Kunsemüller made thorough use of his limited time, producing seventeen compositions in varied genres. Unfortunately eleven of these — MSS that include three orchestral pieces and four larger chamber works — have disappeared. Only six pieces, and an isolated movement of a piano sonata, have survived. The dedicatee of Drei Gesänge, or Three Songs for Middle Voice, Piano and Horn, op. 12 was the Swiss concert singer Maria Philippi (1875-1944), “a superb oratorio contralto” (Hans Joachim Moser), who was “especially prized for her singing of Bach” (Alfred Einstein). The Three Songs were premiered from the manuscript on December 4, 1914, with the composer at the piano and Kiel solo player Willy Hilliger on horn. The setting was a chamber music series that featured solo winds and piano — a necessity, as so many colleagues had been taken by the military that assembling a good string quartet was no longer feasible. The Three Songs were published after the composer’s death by Carl Hermann Jatho of Berlin (plate no. 97).
The author of the song texts was novelist and poet Jens Peter Jacobsen (1847-1885), a pioneer of the naturalist movement in Danish literature. Jacobsen was also a major influence on Austro-German writers and musicians at the turn of the century. The best-known use of his texts was made by Arnold Schoenberg in his monumental Gurre-Lieder, but Schoenberg’s teacher Alexander Zemlinsky also composed the first of the poems used in Three Songs (the third of which was set by Carl Nielsen).
A true miniature song cycle, Kunsemüller’s Three Songs works on a number of levels. There is a conscious progression of keys, as each song functions as the subdominant to the next. There is also a progression of moods: the stolid catechism of The Song of the Tower Watchman is haunted with doubt, Landscape presents a more diaphanous texture and volatile mood, and the closing Genre Painting offers gentle humor. The songs are full of individual detail. In tribute to the dedicatee, Bach’s “Wachet auf” is the horn’s cantus firmus to the Watchman’s vocal contribution (the contrast of chorale melody and chromatic solo line reminiscent of Peter Cornelius’ Die Könige), the Bach transformed into a lilting 6/8 meter. In Landscape the shift from the forest floor to gleaming moonlight is portrayed with a sudden, surprising shift from D-flat major to F-sharp minor, and muted horn accompanies the last quiet stanza.* To add a mocking touch to the page’s frustration in Genre Painting, the composer employed chromatic dissonance on words like “quält” (“tortured”). The song ends with echo effects in the horn as the page’s song resounds “over hill and dale.” The Neusser Zeitung cited Kunsemüller’s songs for “their melodic and rhythmic wealth, a sunny cheerfulness that does not preclude moments of asperity and detachment…”

### PROVIDED DATA
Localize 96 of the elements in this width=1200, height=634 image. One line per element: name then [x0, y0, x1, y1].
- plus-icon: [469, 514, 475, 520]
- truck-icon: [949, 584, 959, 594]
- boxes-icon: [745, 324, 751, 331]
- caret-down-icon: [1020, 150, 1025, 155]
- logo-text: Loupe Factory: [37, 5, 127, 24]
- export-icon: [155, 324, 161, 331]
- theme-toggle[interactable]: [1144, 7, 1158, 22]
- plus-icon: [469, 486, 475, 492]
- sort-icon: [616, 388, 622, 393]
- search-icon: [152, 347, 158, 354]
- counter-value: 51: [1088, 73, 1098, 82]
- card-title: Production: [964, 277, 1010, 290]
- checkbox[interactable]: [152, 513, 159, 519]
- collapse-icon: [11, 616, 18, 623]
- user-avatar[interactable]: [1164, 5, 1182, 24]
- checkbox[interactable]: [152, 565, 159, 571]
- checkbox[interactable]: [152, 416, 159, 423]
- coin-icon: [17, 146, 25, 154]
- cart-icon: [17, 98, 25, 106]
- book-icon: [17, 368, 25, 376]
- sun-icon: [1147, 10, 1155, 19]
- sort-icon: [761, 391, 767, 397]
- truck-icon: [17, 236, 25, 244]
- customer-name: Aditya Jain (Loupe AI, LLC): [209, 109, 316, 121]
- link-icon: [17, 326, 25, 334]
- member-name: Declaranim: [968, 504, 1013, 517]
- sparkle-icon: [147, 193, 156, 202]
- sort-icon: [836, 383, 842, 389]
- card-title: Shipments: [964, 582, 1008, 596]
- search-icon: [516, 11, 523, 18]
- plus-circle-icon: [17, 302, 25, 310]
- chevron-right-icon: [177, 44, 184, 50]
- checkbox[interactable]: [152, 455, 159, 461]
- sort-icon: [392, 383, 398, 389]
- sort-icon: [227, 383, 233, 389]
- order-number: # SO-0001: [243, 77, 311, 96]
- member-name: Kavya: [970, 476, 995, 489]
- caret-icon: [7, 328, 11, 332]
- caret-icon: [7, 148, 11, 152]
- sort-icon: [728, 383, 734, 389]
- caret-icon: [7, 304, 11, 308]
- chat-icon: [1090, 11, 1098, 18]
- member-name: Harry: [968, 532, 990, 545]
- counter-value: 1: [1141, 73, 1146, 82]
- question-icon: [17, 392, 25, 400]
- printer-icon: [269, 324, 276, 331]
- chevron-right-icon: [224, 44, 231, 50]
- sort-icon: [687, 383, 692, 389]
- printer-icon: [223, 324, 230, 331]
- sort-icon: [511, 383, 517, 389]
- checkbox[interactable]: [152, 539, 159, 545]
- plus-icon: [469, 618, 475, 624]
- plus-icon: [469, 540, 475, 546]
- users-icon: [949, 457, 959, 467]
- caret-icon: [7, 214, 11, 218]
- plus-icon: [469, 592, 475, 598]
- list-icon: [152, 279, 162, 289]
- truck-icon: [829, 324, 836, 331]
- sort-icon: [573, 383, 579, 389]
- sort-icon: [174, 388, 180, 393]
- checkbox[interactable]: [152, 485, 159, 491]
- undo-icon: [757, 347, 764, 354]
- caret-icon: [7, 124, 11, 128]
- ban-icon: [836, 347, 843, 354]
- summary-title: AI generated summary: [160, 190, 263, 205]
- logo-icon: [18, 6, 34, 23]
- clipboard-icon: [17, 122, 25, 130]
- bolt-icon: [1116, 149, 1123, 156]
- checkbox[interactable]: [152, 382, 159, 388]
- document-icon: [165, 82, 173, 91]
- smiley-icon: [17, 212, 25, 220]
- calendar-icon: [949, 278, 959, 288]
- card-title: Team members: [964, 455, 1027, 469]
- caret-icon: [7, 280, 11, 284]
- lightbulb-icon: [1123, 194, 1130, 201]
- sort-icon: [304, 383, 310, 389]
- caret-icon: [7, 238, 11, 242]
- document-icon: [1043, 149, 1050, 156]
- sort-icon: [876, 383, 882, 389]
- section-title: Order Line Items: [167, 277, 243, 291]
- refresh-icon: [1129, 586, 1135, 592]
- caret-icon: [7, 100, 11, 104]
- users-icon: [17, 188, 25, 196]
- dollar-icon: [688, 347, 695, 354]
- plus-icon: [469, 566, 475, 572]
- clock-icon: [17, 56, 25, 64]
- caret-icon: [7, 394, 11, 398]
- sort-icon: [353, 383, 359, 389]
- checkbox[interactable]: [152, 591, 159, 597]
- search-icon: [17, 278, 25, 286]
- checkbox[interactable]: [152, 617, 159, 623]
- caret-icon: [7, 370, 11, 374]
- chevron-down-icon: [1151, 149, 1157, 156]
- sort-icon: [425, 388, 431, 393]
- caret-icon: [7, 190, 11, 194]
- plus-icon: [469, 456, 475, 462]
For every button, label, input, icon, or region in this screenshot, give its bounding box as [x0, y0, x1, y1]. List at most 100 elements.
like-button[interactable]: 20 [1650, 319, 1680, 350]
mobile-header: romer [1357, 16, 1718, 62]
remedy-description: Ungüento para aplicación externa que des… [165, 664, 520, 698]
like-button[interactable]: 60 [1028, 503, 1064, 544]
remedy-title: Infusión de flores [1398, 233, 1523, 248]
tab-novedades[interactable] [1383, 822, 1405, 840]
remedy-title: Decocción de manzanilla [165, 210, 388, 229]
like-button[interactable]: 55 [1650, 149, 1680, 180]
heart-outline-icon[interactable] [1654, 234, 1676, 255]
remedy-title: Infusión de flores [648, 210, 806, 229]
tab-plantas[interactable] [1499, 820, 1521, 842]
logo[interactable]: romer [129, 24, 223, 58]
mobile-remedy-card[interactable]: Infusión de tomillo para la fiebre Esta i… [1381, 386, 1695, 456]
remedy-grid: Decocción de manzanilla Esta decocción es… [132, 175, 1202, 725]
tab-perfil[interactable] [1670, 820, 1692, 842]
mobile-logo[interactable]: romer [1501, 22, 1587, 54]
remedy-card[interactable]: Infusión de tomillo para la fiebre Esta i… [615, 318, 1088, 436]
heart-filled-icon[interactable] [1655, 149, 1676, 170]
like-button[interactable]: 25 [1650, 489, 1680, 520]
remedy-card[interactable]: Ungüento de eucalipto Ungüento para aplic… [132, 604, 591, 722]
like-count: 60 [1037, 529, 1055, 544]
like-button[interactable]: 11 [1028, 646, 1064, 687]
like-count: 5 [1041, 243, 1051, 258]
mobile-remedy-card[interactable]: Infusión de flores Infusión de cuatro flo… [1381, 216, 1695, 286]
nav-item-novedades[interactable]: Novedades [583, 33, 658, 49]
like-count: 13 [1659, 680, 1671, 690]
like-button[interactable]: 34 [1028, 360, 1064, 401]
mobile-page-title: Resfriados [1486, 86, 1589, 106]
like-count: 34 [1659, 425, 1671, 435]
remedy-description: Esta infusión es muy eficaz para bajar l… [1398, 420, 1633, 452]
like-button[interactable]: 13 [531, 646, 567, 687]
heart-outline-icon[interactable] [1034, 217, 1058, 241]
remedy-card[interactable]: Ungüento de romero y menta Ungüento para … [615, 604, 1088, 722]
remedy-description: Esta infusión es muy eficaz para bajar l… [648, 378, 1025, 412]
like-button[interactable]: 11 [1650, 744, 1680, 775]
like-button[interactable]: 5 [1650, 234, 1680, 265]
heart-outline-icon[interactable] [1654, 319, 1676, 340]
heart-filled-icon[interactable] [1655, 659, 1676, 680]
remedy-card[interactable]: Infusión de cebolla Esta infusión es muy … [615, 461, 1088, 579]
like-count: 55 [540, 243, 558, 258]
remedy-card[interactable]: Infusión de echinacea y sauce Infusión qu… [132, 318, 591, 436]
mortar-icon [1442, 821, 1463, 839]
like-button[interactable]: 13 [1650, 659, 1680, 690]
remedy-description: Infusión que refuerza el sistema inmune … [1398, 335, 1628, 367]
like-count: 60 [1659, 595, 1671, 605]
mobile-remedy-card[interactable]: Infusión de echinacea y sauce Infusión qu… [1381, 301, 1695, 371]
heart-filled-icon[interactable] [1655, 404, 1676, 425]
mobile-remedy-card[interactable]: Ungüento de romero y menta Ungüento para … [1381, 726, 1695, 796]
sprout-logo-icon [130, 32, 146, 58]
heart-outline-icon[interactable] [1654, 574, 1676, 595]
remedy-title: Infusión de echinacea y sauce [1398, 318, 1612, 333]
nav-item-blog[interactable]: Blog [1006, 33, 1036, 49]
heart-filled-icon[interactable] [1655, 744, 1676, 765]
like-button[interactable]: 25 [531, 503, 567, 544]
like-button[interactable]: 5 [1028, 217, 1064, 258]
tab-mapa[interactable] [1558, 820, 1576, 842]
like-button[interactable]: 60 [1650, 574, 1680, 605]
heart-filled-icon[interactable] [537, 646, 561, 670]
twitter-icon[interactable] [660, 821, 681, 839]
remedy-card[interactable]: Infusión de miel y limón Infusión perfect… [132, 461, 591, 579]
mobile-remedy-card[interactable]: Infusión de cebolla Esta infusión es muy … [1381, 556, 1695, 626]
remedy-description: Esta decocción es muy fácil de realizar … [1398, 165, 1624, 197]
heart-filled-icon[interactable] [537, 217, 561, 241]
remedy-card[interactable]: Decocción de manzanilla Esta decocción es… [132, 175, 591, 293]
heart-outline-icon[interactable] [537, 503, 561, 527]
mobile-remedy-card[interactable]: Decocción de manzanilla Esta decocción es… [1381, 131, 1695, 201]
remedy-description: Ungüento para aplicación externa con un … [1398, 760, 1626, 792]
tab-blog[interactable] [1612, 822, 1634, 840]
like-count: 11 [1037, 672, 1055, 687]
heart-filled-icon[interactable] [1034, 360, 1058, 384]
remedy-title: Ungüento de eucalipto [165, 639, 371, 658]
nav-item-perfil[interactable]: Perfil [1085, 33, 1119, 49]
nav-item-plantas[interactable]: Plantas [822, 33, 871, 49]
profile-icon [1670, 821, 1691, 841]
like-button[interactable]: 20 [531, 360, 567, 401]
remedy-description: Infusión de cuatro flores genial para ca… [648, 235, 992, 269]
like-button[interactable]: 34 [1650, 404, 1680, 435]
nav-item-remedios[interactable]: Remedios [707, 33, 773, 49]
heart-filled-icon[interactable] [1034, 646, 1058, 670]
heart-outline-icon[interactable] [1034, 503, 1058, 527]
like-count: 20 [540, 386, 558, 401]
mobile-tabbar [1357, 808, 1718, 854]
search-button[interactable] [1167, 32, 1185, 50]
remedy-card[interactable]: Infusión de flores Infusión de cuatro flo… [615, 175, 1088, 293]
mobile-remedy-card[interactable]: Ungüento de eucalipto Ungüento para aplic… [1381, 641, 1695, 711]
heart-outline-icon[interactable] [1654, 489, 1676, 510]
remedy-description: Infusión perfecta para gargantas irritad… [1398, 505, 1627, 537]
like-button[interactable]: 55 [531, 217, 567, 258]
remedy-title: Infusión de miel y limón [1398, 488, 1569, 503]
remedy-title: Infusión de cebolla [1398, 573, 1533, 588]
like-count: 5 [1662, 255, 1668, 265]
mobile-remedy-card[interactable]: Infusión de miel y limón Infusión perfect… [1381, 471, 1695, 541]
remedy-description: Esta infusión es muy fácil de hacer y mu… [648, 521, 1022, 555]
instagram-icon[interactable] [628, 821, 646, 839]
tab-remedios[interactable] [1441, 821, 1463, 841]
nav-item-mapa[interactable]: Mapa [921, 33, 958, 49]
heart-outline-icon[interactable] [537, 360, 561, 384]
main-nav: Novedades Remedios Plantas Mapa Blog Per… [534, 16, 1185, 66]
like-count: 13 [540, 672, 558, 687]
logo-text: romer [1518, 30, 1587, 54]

### EXERCISE REQUIREMENTS
Render this sentence from the passage on Kunsemüller's songs in Spanish: "Only six pieces, and an isolated movement of a piano sonata, have survived." The records have nothing to do with the passage on Kunsemüller's songs.

### FINAL ANSWER
Solo seis piezas, y un movimiento aislado de una sonata para piano, han sobrevivido.